** Start of PROVIDED MATERIAL **

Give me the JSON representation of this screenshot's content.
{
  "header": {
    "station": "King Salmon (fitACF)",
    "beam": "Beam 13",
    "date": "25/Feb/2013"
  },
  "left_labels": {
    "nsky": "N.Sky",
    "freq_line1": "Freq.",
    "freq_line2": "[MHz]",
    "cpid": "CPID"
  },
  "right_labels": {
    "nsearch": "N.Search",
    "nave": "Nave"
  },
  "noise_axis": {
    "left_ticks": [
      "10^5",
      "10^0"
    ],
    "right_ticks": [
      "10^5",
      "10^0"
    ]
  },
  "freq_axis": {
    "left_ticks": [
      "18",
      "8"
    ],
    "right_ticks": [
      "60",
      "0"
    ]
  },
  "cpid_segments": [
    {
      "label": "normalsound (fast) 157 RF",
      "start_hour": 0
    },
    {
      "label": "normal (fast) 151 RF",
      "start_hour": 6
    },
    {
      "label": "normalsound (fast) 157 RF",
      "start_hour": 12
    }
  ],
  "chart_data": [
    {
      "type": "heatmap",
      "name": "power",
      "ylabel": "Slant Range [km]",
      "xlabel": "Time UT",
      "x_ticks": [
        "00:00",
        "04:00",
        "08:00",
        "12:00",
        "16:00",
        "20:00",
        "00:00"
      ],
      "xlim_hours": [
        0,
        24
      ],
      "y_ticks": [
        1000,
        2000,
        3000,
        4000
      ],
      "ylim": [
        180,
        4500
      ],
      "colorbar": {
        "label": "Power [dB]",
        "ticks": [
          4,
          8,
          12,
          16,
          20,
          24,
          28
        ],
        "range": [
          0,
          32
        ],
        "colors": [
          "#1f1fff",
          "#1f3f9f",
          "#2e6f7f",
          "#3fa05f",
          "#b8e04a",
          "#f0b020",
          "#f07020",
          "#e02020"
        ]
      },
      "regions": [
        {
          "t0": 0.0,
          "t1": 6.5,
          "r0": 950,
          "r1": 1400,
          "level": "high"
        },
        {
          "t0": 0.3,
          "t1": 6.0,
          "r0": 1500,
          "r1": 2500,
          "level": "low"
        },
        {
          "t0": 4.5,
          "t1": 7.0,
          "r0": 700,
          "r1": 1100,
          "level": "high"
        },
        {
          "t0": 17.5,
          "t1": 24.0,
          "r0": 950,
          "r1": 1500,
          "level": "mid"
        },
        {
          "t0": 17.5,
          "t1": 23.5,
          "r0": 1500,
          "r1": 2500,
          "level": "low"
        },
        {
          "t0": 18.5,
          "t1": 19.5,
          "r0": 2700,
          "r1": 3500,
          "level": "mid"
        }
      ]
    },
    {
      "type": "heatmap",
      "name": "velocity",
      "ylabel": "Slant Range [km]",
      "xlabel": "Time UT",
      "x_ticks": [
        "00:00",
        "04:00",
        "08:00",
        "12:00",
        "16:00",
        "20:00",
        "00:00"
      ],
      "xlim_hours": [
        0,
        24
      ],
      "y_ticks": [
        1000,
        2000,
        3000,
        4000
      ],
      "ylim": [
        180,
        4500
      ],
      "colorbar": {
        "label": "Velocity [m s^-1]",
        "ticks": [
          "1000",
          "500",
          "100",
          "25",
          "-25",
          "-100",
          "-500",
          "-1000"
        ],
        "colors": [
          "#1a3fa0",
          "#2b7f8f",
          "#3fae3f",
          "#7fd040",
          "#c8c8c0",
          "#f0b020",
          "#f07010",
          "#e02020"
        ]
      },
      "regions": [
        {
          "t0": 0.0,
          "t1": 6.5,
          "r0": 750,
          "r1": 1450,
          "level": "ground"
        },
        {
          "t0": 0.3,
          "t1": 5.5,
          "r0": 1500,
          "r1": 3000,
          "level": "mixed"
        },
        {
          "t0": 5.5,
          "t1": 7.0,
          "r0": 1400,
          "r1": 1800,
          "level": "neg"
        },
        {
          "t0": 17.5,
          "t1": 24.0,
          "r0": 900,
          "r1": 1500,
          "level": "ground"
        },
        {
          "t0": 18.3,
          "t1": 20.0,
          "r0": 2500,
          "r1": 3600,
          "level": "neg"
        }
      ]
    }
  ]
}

** End of PROVIDED MATERIAL **

Retype all the records, matching them exactly.

ANSWER TO THE TASK:
Give me the JSON representation of this screenshot's content.
{
  "header": {
    "station": "King Salmon (fitACF)",
    "beam": "Beam 13",
    "date": "25/Feb/2013"
  },
  "left_labels": {
    "nsky": "N.Sky",
    "freq_line1": "Freq.",
    "freq_line2": "[MHz]",
    "cpid": "CPID"
  },
  "right_labels": {
    "nsearch": "N.Search",
    "nave": "Nave"
  },
  "noise_axis": {
    "left_ticks": [
      "10^5",
      "10^0"
    ],
    "right_ticks": [
      "10^5",
      "10^0"
    ]
  },
  "freq_axis": {
    "left_ticks": [
      "18",
      "8"
    ],
    "right_ticks": [
      "60",
      "0"
    ]
  },
  "cpid_segments": [
    {
      "label": "normalsound (fast) 157 RF",
      "start_hour": 0
    },
    {
      "label": "normal (fast) 151 RF",
      "start_hour": 6
    },
    {
      "label": "normalsound (fast) 157 RF",
      "start_hour": 12
    }
  ],
  "chart_data": [
    {
      "type": "heatmap",
      "name": "power",
      "ylabel": "Slant Range [km]",
      "xlabel": "Time UT",
      "x_ticks": [
        "00:00",
        "04:00",
        "08:00",
        "12:00",
        "16:00",
        "20:00",
        "00:00"
      ],
      "xlim_hours": [
        0,
        24
      ],
      "y_ticks": [
        1000,
        2000,
        3000,
        4000
      ],
      "ylim": [
        180,
        4500
      ],
      "colorbar": {
        "label": "Power [dB]",
        "ticks": [
          4,
          8,
          12,
          16,
          20,
          24,
          28
        ],
        "range": [
          0,
          32
        ],
        "colors": [
          "#1f1fff",
          "#1f3f9f",
          "#2e6f7f",
          "#3fa05f",
          "#b8e04a",
          "#f0b020",
          "#f07020",
          "#e02020"
        ]
      },
      "regions": [
        {
          "t0": 0.0,
          "t1": 6.5,
          "r0": 950,
          "r1": 1400,
          "level": "high"
        },
        {
          "t0": 0.3,
          "t1": 6.0,
          "r0": 1500,
          "r1": 2500,
          "level": "low"
        },
        {
          "t0": 4.5,
          "t1": 7.0,
          "r0": 700,
          "r1": 1100,
          "level": "high"
        },
        {
          "t0": 17.5,
          "t1": 24.0,
          "r0": 950,
          "r1": 1500,
          "level": "mid"
        },
        {
          "t0": 17.5,
          "t1": 23.5,
          "r0": 1500,
          "r1": 2500,
          "level": "low"
        },
        {
          "t0": 18.5,
          "t1": 19.5,
          "r0": 2700,
          "r1": 3500,
          "level": "mid"
        }
      ]
    },
    {
      "type": "heatmap",
      "name": "velocity",
      "ylabel": "Slant Range [km]",
      "xlabel": "Time UT",
      "x_ticks": [
        "00:00",
        "04:00",
        "08:00",
        "12:00",
        "16:00",
        "20:00",
        "00:00"
      ],
      "xlim_hours": [
        0,
        24
      ],
      "y_ticks": [
        1000,
        2000,
        3000,
        4000
      ],
      "ylim": [
        180,
        4500
      ],
      "colorbar": {
        "label": "Velocity [m s^-1]",
        "ticks": [
          "1000",
          "500",
          "100",
          "25",
          "-25",
          "-100",
          "-500",
          "-1000"
        ],
        "colors": [
          "#1a3fa0",
          "#2b7f8f",
          "#3fae3f",
          "#7fd040",
          "#c8c8c0",
          "#f0b020",
          "#f07010",
          "#e02020"
        ]
      },
      "regions": [
        {
          "t0": 0.0,
          "t1": 6.5,
          "r0": 750,
          "r1": 1450,
          "level": "ground"
        },
        {
          "t0": 0.3,
          "t1": 5.5,
          "r0": 1500,
          "r1": 3000,
          "level": "mixed"
        },
        {
          "t0": 5.5,
          "t1": 7.0,
          "r0": 1400,
          "r1": 1800,
          "level": "neg"
        },
        {
          "t0": 17.5,
          "t1": 24.0,
          "r0": 900,
          "r1": 1500,
          "level": "ground"
        },
        {
          "t0": 18.3,
          "t1": 20.0,
          "r0": 2500,
          "r1": 3600,
          "level": "neg"
        }
      ]
    }
  ]
}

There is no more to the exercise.